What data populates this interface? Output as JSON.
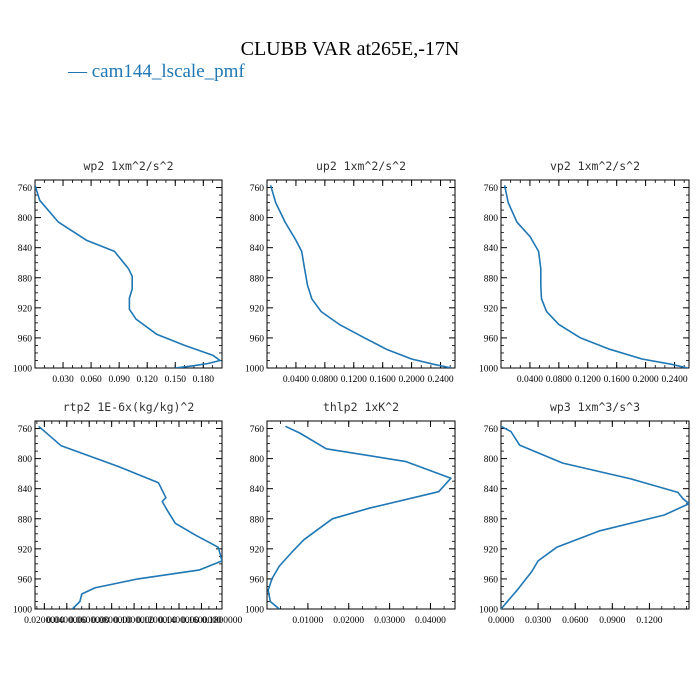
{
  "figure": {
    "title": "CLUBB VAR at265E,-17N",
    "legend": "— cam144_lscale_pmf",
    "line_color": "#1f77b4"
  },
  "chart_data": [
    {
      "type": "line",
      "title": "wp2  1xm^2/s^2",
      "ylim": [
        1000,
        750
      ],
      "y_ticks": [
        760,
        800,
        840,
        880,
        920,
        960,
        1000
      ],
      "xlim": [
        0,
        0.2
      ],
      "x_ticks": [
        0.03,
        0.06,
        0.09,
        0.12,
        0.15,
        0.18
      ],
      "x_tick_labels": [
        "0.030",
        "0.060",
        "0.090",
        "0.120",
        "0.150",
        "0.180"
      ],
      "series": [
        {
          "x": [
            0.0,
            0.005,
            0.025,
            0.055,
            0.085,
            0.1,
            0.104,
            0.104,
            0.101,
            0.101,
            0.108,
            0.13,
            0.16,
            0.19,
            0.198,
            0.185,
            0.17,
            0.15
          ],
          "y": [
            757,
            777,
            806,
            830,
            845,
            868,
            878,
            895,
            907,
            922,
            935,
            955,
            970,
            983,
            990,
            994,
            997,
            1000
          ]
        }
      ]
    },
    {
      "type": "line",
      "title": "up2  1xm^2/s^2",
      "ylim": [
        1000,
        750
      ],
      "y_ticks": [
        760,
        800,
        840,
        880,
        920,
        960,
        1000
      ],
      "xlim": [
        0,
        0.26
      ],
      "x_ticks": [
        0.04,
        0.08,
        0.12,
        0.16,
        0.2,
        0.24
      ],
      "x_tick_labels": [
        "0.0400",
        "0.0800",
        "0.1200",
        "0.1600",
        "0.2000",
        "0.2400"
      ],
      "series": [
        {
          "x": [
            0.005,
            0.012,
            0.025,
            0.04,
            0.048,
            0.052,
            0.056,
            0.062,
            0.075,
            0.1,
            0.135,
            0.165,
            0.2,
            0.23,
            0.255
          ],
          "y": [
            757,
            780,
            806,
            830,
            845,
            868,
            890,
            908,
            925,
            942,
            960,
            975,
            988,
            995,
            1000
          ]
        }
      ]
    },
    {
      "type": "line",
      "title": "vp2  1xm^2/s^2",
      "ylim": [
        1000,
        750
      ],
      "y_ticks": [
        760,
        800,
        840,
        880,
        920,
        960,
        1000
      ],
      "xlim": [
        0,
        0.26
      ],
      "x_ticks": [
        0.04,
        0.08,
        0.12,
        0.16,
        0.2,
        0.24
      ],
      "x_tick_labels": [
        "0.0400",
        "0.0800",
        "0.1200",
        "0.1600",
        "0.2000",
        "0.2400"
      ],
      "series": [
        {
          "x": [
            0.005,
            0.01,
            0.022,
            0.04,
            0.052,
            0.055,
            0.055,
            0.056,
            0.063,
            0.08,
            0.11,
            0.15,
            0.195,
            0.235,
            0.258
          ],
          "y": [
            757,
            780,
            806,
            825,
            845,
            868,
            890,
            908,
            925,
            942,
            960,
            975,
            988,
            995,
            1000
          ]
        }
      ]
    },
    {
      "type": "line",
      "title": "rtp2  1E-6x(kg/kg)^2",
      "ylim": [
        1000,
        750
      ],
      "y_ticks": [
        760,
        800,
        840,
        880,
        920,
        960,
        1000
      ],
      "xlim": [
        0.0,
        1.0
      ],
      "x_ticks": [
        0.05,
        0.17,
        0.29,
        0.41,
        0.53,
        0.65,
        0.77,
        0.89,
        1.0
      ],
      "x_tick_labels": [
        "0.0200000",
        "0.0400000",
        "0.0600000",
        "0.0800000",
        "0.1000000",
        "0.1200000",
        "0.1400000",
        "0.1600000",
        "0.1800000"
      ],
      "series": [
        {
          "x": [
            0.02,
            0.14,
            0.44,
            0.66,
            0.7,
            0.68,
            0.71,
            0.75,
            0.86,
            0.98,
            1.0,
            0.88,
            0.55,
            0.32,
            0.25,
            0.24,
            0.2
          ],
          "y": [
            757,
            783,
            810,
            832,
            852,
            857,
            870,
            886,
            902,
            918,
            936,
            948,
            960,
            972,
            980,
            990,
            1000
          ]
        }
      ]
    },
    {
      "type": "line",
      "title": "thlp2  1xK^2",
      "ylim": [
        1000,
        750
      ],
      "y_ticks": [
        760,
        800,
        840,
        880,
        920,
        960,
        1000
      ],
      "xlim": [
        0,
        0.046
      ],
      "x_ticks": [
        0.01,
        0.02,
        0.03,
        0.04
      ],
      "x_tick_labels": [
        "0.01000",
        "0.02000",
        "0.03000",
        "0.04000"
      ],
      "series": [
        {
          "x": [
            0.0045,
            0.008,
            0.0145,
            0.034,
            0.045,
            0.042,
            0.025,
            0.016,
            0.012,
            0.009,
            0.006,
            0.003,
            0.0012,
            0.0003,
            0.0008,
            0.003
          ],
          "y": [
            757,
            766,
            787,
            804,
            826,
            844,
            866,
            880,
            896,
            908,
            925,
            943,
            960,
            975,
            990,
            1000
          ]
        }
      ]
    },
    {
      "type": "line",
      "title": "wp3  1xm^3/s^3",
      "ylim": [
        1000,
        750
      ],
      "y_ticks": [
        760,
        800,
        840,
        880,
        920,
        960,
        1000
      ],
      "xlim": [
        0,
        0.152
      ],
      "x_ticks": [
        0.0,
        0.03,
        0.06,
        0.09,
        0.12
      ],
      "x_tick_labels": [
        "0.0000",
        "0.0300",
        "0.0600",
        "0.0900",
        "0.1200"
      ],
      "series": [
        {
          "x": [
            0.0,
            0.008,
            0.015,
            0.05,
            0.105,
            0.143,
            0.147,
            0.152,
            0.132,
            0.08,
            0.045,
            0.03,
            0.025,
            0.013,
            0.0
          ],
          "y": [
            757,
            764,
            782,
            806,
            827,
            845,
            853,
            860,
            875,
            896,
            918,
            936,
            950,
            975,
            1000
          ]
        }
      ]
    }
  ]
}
_ _ _ _
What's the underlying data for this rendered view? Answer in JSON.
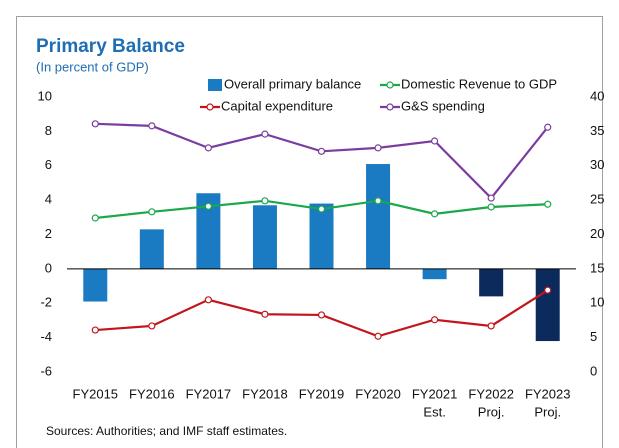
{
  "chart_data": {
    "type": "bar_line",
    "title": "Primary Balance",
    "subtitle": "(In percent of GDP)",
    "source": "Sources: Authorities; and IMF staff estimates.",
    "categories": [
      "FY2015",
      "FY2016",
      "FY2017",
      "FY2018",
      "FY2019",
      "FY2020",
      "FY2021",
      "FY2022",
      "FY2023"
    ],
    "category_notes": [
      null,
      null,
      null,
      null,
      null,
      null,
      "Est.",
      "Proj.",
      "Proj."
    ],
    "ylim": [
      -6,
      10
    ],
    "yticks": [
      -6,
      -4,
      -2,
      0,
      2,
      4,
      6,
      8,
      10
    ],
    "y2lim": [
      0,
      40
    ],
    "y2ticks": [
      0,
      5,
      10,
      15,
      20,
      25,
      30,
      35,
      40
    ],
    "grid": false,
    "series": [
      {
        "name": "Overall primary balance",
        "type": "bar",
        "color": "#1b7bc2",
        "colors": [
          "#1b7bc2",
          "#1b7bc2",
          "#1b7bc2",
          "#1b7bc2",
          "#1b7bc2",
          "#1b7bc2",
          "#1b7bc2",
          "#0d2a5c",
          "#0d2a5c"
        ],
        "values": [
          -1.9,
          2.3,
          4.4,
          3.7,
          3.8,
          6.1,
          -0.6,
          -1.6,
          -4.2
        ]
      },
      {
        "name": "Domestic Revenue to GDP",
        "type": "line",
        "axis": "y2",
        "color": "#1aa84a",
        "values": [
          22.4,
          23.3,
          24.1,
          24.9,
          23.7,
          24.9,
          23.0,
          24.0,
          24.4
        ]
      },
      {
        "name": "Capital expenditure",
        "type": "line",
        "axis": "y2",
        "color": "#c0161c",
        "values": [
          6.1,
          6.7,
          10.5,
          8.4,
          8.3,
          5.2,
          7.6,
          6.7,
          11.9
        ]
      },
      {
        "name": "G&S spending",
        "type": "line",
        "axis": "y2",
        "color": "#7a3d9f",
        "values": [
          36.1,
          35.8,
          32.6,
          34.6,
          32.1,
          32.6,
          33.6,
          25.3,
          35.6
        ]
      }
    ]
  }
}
_ _ _ _
(EXERCISE DETAILS)
Show all lines from the data above in which the word "What" appears.

(WRITTEN ANSWER)
What data populates this interface? Output as JSON.
What's the underlying data for this rendered view? Answer in JSON.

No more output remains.